Locate every line that holds the string "школа" and copy it.

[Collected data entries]
------------

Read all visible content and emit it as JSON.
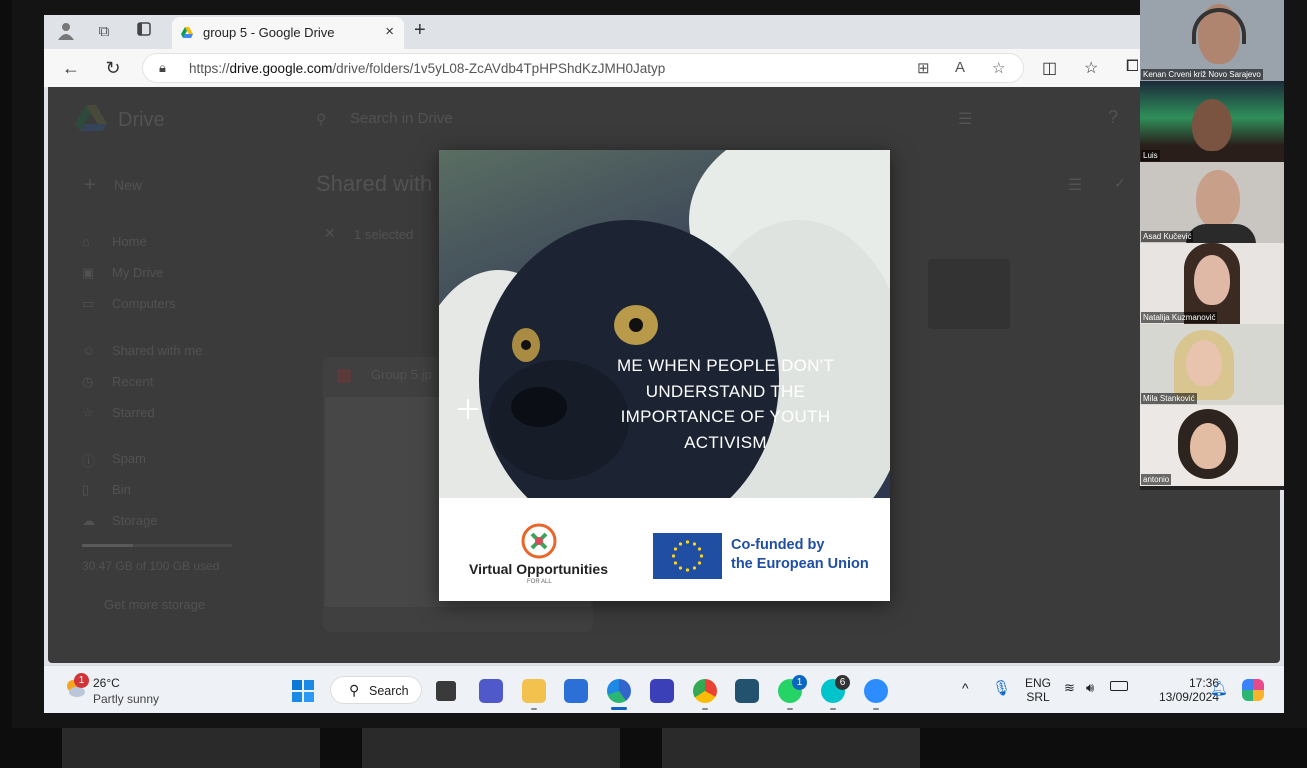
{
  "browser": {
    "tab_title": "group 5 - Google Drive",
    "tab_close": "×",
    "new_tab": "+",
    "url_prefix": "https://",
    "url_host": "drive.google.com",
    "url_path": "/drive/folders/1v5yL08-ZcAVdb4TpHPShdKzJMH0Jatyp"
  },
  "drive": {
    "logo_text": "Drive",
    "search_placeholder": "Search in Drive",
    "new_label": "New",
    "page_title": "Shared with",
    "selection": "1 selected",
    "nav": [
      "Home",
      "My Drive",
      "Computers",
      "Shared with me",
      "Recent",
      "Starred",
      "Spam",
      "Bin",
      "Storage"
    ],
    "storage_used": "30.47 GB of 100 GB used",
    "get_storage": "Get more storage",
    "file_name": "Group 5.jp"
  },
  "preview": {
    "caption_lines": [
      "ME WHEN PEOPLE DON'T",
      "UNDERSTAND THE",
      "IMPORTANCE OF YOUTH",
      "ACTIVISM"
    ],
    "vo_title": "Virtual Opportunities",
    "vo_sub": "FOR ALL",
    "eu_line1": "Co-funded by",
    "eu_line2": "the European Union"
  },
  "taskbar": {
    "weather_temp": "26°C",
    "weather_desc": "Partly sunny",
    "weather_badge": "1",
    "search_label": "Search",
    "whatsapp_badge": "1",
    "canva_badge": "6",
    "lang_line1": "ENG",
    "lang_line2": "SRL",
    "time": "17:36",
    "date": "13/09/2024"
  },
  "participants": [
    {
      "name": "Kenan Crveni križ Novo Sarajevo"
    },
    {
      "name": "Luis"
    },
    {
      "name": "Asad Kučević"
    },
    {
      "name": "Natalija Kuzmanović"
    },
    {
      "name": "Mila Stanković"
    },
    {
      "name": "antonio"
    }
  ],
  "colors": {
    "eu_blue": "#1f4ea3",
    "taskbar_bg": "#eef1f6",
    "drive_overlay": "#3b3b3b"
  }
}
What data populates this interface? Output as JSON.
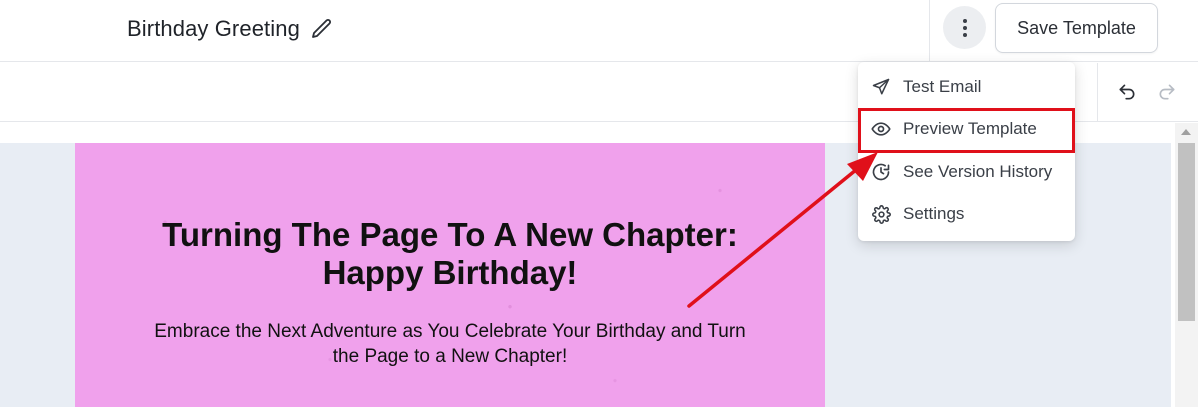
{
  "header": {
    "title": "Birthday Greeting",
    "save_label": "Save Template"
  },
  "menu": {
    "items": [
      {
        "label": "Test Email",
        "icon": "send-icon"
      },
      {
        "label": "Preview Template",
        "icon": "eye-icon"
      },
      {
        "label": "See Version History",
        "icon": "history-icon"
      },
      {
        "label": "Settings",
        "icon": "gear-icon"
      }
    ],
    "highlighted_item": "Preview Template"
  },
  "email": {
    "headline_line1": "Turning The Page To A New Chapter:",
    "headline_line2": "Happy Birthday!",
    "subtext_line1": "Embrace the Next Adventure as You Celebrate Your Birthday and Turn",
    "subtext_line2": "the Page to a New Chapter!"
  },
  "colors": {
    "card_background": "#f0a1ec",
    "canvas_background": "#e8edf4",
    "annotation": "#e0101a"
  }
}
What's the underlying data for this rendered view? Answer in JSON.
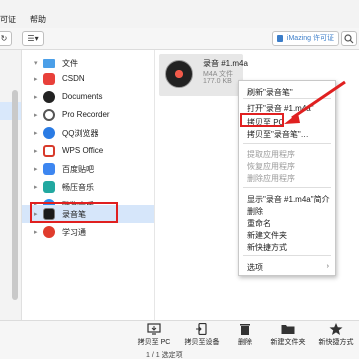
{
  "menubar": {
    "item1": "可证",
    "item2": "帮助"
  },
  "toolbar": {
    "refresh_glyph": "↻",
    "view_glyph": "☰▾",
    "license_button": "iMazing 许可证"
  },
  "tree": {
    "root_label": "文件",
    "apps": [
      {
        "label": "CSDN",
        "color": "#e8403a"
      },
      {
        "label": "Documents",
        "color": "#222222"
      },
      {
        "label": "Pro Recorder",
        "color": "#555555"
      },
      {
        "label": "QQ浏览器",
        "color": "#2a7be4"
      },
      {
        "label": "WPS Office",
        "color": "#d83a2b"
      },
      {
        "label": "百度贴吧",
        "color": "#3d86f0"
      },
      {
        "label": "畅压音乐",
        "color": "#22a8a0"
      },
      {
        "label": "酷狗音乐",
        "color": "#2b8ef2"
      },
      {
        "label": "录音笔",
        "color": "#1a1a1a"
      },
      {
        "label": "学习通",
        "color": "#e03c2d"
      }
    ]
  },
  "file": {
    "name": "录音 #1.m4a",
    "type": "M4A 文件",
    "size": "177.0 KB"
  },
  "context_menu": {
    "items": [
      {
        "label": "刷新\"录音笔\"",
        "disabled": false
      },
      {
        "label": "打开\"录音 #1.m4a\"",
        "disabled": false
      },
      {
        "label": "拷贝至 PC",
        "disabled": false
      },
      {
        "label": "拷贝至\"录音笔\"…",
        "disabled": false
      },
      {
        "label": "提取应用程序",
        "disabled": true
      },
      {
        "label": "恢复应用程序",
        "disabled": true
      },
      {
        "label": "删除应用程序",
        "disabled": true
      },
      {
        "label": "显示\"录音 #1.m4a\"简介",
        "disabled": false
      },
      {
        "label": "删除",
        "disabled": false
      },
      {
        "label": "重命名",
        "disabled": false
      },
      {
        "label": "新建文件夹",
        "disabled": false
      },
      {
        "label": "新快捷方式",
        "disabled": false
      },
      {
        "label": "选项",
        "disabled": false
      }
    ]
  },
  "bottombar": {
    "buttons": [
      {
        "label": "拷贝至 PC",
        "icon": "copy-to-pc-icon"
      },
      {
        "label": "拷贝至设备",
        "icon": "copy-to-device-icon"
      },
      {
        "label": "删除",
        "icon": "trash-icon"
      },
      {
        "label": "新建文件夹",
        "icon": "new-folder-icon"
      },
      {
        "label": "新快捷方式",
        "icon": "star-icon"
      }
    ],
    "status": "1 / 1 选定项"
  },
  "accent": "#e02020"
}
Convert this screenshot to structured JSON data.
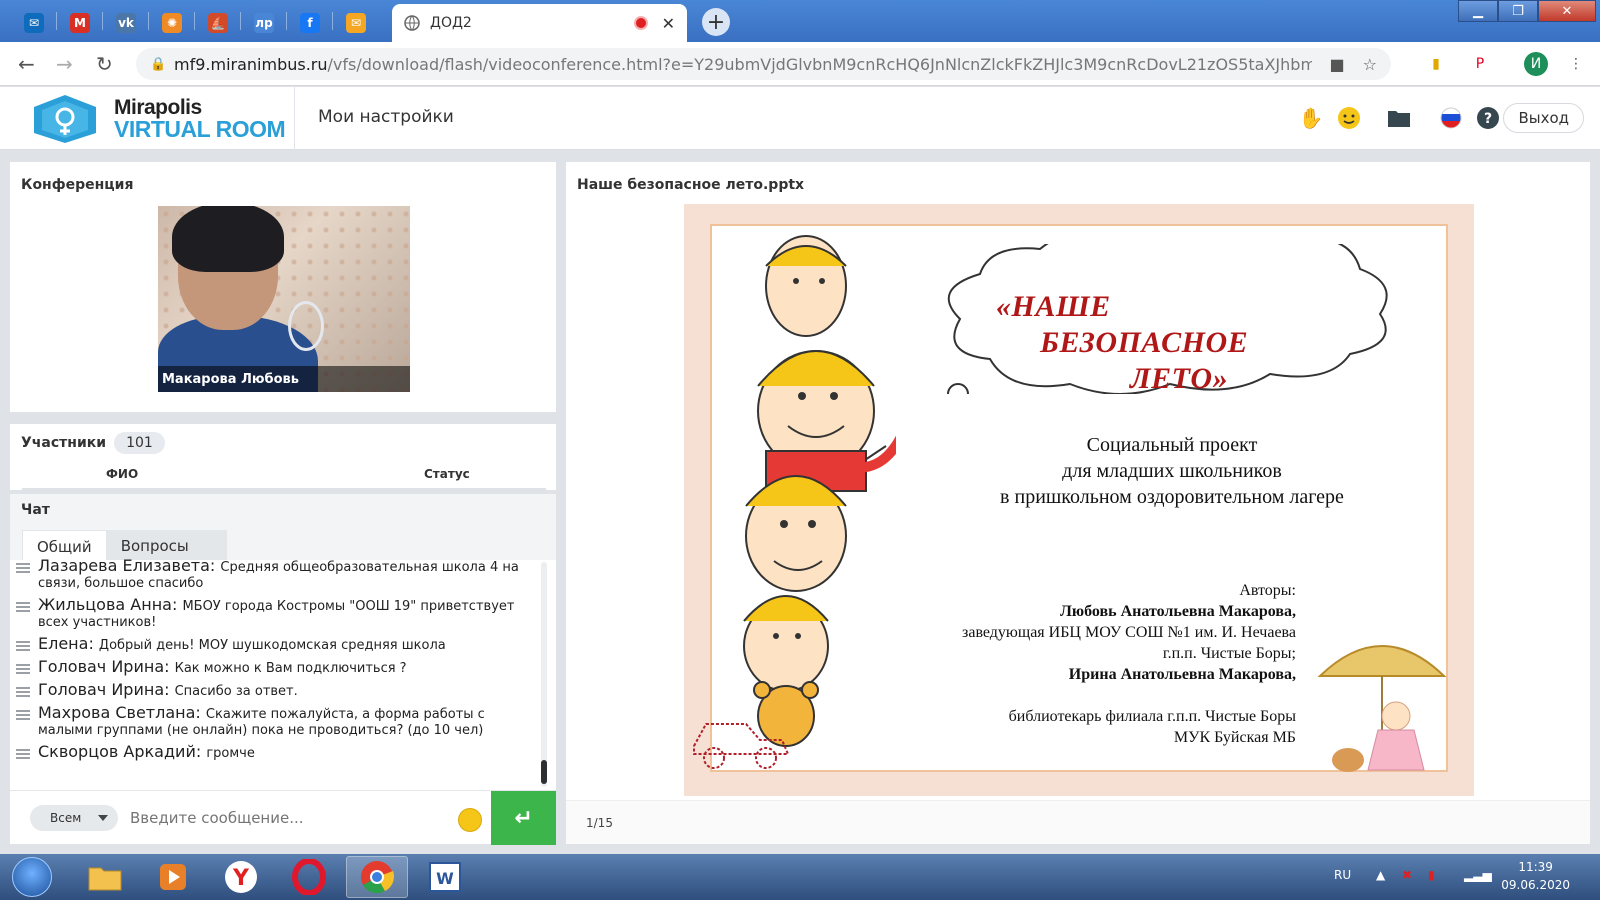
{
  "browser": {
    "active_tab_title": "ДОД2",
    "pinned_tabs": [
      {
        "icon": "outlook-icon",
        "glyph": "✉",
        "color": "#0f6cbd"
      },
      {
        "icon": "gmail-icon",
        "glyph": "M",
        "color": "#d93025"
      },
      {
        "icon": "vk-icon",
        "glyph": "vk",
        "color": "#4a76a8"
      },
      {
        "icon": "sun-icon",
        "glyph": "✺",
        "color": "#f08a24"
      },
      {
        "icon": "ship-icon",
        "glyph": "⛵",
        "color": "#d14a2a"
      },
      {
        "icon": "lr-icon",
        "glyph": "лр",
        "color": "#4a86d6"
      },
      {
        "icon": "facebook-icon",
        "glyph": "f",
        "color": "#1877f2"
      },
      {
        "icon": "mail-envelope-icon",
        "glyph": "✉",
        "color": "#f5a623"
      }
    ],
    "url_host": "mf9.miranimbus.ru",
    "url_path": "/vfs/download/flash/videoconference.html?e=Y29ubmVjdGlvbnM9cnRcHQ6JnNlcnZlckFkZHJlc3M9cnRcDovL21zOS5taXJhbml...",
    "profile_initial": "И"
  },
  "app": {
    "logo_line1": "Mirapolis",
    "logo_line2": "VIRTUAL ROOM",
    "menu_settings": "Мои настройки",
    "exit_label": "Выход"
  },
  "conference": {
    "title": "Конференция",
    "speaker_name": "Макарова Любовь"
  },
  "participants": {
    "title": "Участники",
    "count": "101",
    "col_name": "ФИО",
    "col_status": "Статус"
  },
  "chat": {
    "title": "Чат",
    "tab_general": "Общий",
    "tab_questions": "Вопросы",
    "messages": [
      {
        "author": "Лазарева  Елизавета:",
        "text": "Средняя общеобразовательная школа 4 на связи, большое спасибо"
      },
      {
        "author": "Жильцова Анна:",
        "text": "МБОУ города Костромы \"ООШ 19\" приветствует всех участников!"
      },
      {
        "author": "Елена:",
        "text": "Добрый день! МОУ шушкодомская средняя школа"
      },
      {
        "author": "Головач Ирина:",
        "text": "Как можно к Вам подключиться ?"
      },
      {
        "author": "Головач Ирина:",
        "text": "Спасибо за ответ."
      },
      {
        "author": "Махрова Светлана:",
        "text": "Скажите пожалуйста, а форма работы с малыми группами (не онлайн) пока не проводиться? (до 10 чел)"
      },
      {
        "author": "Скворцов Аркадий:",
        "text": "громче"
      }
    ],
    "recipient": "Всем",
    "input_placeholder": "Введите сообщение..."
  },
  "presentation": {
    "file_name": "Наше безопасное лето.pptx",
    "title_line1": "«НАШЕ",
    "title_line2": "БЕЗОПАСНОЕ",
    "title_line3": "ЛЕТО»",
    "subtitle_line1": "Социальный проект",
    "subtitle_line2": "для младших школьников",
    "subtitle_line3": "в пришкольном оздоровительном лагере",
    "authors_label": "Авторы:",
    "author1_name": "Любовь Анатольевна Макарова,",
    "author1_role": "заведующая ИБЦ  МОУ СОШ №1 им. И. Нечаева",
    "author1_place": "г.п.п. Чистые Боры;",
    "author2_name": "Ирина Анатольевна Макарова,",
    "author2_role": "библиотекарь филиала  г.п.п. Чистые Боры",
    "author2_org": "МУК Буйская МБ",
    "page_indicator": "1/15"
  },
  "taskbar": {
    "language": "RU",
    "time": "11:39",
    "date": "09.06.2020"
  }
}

------------

#### The result:
        "text": "Средняя общеобразовательная школа 4 на связи, большое спасибо"
        "text": "Добрый день! МОУ шушкодомская средняя школа"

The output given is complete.